--- start INPUT ---

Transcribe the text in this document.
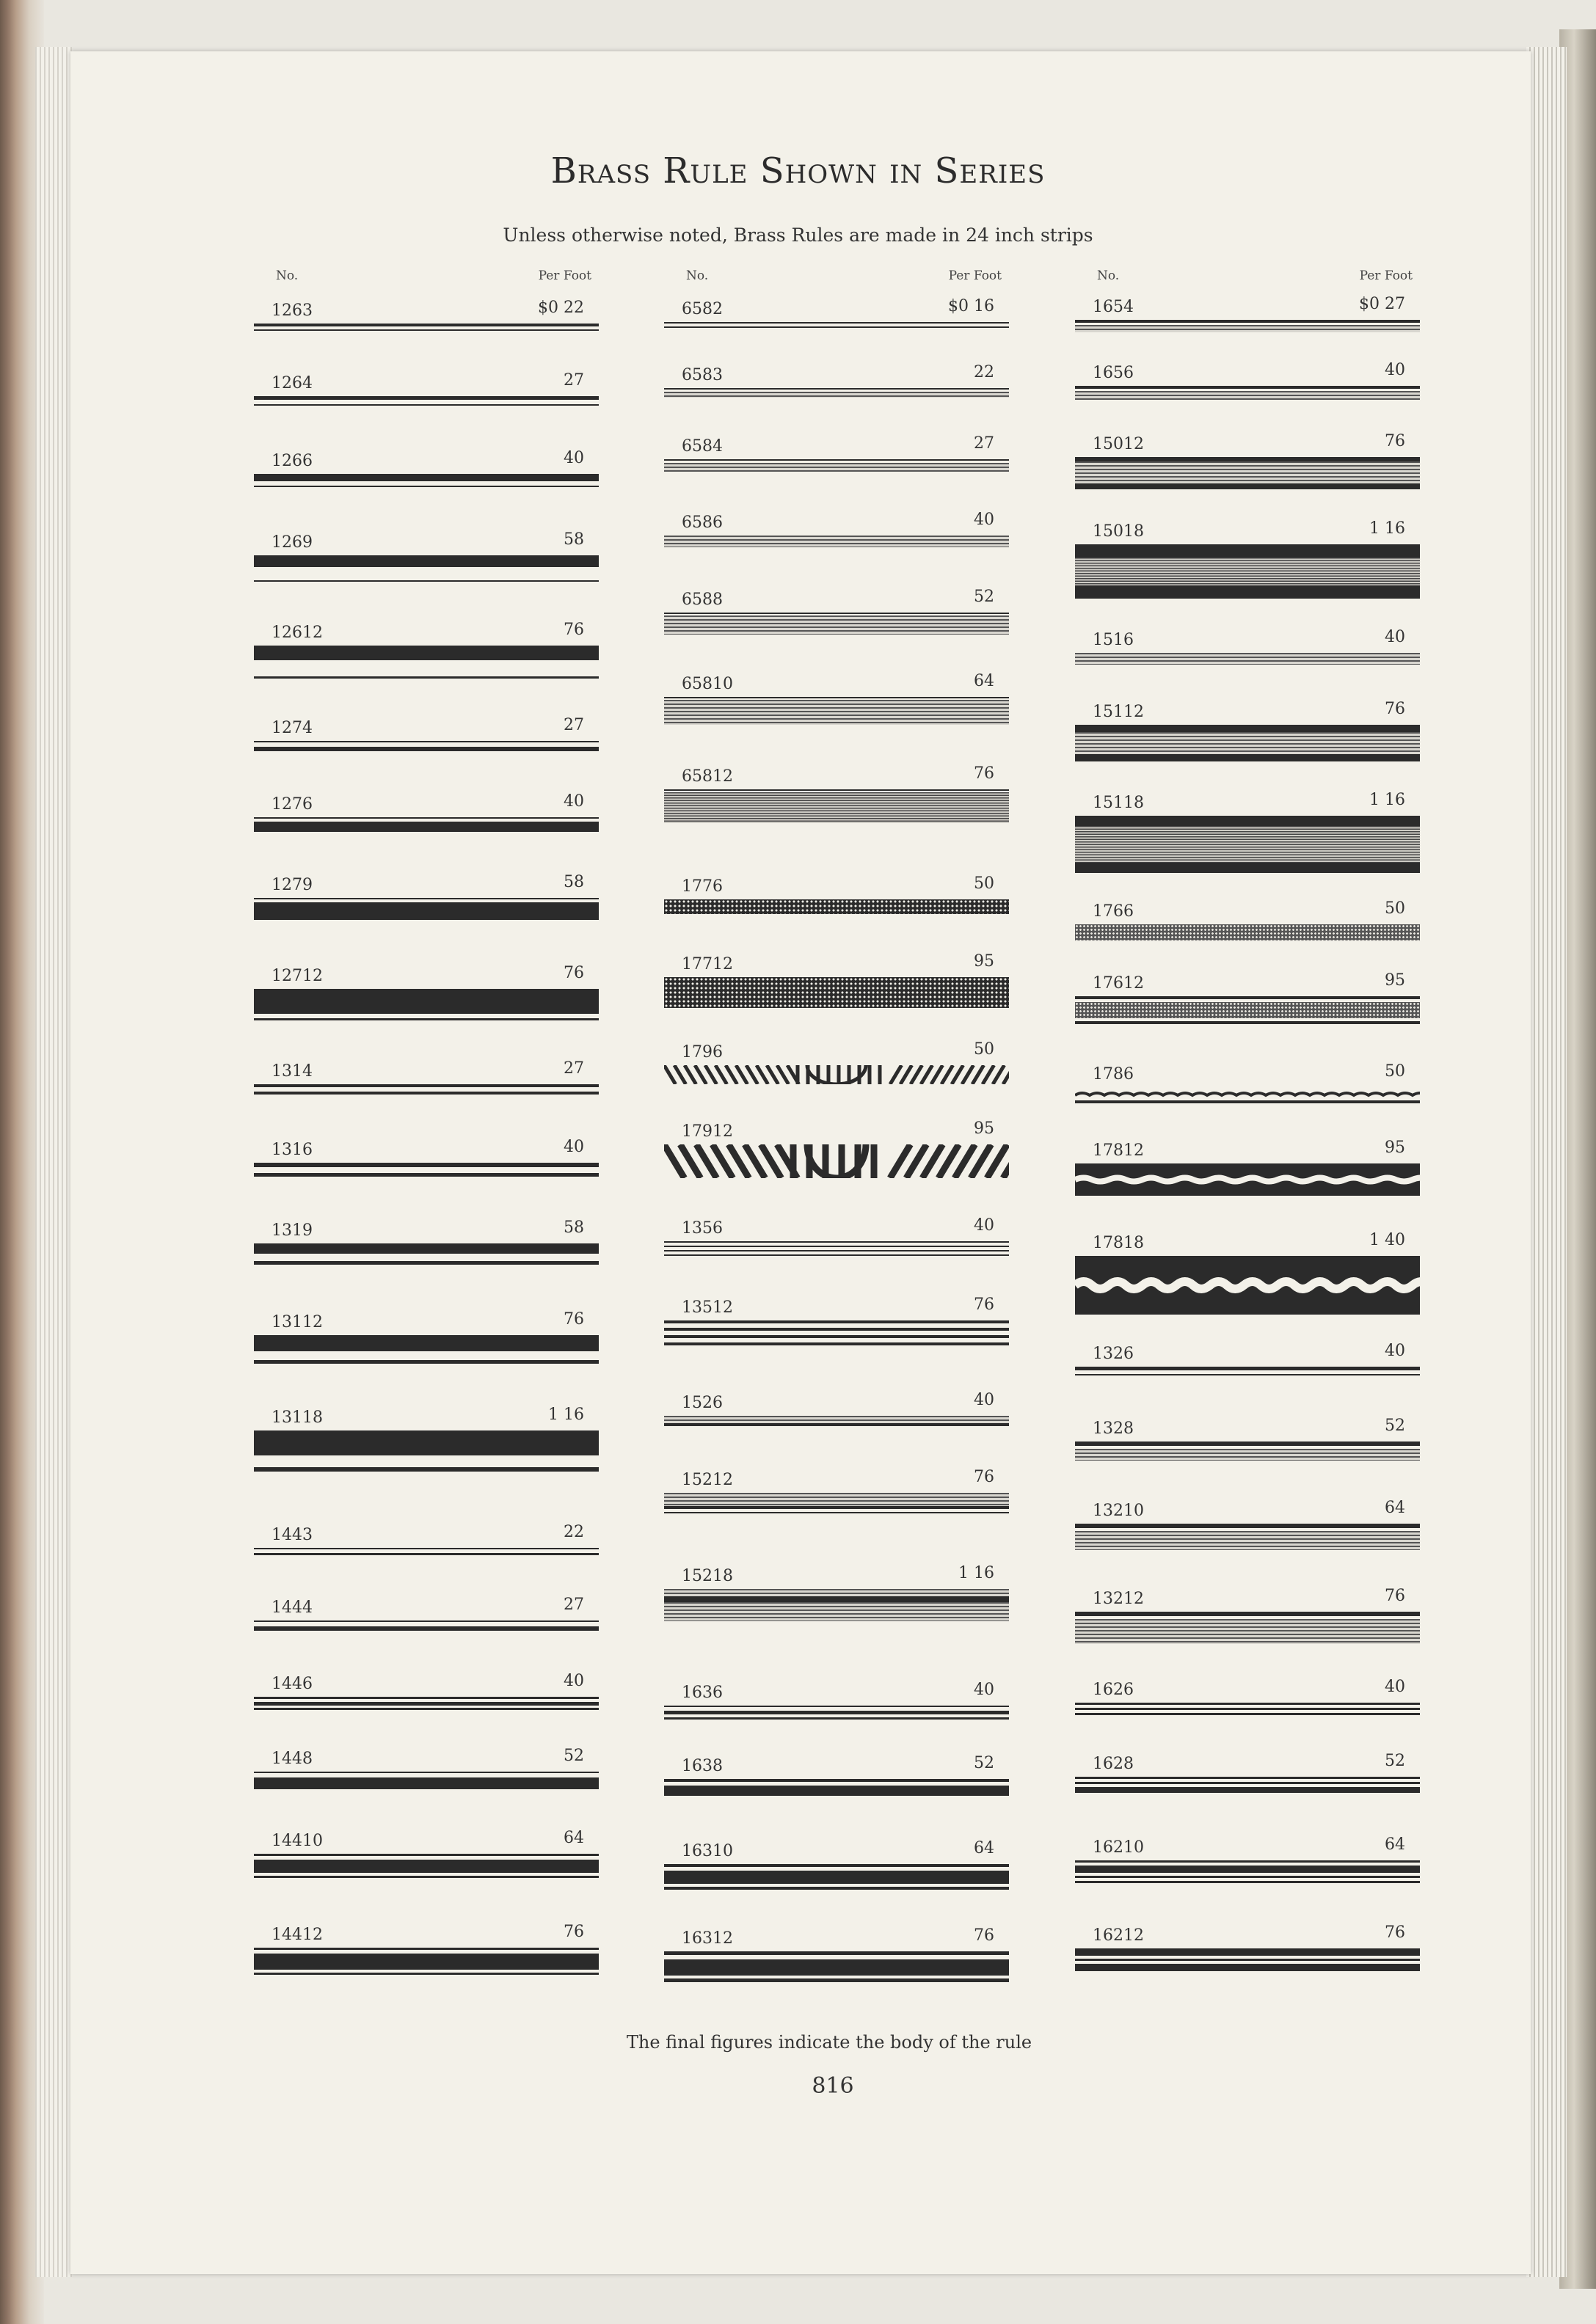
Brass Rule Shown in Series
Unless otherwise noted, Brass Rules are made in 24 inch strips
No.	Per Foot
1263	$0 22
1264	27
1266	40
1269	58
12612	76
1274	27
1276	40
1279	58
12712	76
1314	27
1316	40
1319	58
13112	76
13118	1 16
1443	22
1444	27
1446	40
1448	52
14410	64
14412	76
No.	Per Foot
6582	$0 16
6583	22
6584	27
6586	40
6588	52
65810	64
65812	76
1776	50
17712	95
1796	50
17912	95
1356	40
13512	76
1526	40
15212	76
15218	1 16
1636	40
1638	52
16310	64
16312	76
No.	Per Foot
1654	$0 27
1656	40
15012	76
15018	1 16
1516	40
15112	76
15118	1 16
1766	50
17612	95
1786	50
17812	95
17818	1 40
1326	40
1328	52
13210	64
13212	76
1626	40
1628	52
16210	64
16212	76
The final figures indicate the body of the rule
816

--- end INPUT ---
--- start INPUT ---

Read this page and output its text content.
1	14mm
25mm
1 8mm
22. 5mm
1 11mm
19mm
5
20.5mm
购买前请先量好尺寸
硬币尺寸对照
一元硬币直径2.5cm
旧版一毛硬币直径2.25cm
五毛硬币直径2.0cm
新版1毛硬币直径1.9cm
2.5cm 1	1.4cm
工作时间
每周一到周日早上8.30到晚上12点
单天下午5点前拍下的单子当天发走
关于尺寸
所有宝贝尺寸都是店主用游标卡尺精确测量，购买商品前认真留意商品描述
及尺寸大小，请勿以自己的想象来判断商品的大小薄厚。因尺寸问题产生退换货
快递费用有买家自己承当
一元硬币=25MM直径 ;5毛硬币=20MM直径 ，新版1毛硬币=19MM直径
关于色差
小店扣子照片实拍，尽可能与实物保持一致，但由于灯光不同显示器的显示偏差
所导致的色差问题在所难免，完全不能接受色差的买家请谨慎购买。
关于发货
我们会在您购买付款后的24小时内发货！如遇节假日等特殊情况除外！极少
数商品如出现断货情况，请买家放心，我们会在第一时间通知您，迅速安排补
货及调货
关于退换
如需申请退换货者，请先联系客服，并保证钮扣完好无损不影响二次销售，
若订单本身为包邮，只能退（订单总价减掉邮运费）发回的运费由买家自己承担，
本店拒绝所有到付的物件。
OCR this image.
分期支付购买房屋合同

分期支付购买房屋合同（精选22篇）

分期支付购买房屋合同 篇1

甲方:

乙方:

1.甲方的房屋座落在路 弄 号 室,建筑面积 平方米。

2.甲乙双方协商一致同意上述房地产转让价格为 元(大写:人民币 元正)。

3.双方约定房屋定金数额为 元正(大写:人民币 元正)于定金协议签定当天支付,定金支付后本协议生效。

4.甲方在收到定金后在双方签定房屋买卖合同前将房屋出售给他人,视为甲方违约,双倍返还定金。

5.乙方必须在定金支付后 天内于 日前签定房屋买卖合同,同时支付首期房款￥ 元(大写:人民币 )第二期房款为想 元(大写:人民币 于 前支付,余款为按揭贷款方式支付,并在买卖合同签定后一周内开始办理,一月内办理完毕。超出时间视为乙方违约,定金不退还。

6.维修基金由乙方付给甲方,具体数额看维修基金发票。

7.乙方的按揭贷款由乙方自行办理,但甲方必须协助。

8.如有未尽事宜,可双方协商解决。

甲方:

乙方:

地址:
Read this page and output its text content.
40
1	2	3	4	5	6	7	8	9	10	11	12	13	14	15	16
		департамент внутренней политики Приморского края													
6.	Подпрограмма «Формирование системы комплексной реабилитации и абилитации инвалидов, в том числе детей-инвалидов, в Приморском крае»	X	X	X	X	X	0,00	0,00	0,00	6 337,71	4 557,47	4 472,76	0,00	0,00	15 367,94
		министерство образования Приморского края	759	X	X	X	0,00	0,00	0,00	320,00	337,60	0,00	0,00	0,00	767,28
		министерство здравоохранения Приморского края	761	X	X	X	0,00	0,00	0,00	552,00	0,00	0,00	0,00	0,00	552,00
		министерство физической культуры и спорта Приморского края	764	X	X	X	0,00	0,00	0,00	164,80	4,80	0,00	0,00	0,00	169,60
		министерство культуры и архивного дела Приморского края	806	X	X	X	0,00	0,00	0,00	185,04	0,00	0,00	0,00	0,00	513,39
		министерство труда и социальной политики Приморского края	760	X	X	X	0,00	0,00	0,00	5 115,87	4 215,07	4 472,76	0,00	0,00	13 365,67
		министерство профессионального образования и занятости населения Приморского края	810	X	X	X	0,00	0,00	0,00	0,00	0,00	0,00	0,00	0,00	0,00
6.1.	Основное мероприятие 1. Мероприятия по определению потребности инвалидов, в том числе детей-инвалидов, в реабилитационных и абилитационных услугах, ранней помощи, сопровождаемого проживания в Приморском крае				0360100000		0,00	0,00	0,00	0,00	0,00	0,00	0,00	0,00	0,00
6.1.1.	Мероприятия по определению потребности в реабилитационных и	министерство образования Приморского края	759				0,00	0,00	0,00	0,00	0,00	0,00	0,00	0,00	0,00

--- end INPUT ---

# THE EXERCISE:
Only the number should be given: how many lines of the data contain the word "Мероприятия"?

# TASK ANSWER:
2